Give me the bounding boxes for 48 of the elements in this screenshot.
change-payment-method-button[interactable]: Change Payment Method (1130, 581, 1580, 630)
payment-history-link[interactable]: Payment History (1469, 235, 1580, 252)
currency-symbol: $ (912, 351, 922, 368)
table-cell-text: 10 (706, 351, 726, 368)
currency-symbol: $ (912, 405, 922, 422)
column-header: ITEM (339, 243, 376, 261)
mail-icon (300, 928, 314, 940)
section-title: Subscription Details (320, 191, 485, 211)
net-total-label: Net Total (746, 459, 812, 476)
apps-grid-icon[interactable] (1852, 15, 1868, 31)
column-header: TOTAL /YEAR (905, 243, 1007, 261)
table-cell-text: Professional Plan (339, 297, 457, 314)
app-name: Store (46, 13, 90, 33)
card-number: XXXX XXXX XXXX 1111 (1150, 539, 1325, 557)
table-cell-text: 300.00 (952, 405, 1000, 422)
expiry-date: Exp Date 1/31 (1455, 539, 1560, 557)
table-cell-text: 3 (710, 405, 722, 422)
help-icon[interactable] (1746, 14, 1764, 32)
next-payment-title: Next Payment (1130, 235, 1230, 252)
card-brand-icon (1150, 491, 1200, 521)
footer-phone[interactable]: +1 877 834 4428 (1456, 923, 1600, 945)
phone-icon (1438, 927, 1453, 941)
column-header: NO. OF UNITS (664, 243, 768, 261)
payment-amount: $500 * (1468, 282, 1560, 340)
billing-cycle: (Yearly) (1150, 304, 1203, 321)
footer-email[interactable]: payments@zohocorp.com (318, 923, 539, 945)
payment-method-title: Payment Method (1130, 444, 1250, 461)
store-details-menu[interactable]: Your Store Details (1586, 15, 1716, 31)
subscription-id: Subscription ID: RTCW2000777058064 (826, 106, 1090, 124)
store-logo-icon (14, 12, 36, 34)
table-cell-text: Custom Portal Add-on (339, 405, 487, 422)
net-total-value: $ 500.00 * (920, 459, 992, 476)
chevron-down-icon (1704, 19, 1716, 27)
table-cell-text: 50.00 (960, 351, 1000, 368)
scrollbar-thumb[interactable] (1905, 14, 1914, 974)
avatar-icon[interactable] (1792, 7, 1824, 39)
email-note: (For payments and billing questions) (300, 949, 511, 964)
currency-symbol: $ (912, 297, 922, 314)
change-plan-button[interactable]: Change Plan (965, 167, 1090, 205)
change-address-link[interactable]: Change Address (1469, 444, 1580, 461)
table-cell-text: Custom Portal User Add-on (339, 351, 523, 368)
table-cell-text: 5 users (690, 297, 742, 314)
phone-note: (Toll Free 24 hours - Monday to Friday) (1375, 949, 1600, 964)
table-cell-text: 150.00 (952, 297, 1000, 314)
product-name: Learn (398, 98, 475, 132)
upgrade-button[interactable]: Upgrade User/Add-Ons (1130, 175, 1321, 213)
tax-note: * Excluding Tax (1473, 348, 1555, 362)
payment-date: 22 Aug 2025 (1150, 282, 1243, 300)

·····

Written instruction → Can you reproduce every item above verbatim, keeping them in the same order?

Solution for this problem →
Give me the bounding boxes for 48 of the elements in this screenshot.
change-payment-method-button[interactable]: Change Payment Method (1130, 581, 1580, 630)
payment-history-link[interactable]: Payment History (1469, 235, 1580, 252)
currency-symbol: $ (912, 351, 922, 368)
table-cell-text: 10 (706, 351, 726, 368)
currency-symbol: $ (912, 405, 922, 422)
column-header: ITEM (339, 243, 376, 261)
mail-icon (300, 928, 314, 940)
section-title: Subscription Details (320, 191, 485, 211)
net-total-label: Net Total (746, 459, 812, 476)
apps-grid-icon[interactable] (1852, 15, 1868, 31)
column-header: TOTAL /YEAR (905, 243, 1007, 261)
table-cell-text: Professional Plan (339, 297, 457, 314)
app-name: Store (46, 13, 90, 33)
card-number: XXXX XXXX XXXX 1111 (1150, 539, 1325, 557)
table-cell-text: 300.00 (952, 405, 1000, 422)
expiry-date: Exp Date 1/31 (1455, 539, 1560, 557)
table-cell-text: 3 (710, 405, 722, 422)
help-icon[interactable] (1746, 14, 1764, 32)
next-payment-title: Next Payment (1130, 235, 1230, 252)
card-brand-icon (1150, 491, 1200, 521)
footer-phone[interactable]: +1 877 834 4428 (1456, 923, 1600, 945)
phone-icon (1438, 927, 1453, 941)
column-header: NO. OF UNITS (664, 243, 768, 261)
payment-amount: $500 * (1468, 282, 1560, 340)
billing-cycle: (Yearly) (1150, 304, 1203, 321)
footer-email[interactable]: payments@zohocorp.com (318, 923, 539, 945)
payment-method-title: Payment Method (1130, 444, 1250, 461)
store-details-menu[interactable]: Your Store Details (1586, 15, 1716, 31)
subscription-id: Subscription ID: RTCW2000777058064 (826, 106, 1090, 124)
store-logo-icon (14, 12, 36, 34)
table-cell-text: Custom Portal Add-on (339, 405, 487, 422)
net-total-value: $ 500.00 * (920, 459, 992, 476)
chevron-down-icon (1704, 19, 1716, 27)
table-cell-text: 50.00 (960, 351, 1000, 368)
scrollbar-thumb[interactable] (1905, 14, 1914, 974)
avatar-icon[interactable] (1792, 7, 1824, 39)
email-note: (For payments and billing questions) (300, 949, 511, 964)
currency-symbol: $ (912, 297, 922, 314)
change-plan-button[interactable]: Change Plan (965, 167, 1090, 205)
change-address-link[interactable]: Change Address (1469, 444, 1580, 461)
table-cell-text: Custom Portal User Add-on (339, 351, 523, 368)
table-cell-text: 5 users (690, 297, 742, 314)
phone-note: (Toll Free 24 hours - Monday to Friday) (1375, 949, 1600, 964)
table-cell-text: 150.00 (952, 297, 1000, 314)
product-name: Learn (398, 98, 475, 132)
upgrade-button[interactable]: Upgrade User/Add-Ons (1130, 175, 1321, 213)
tax-note: * Excluding Tax (1473, 348, 1555, 362)
payment-date: 22 Aug 2025 (1150, 282, 1243, 300)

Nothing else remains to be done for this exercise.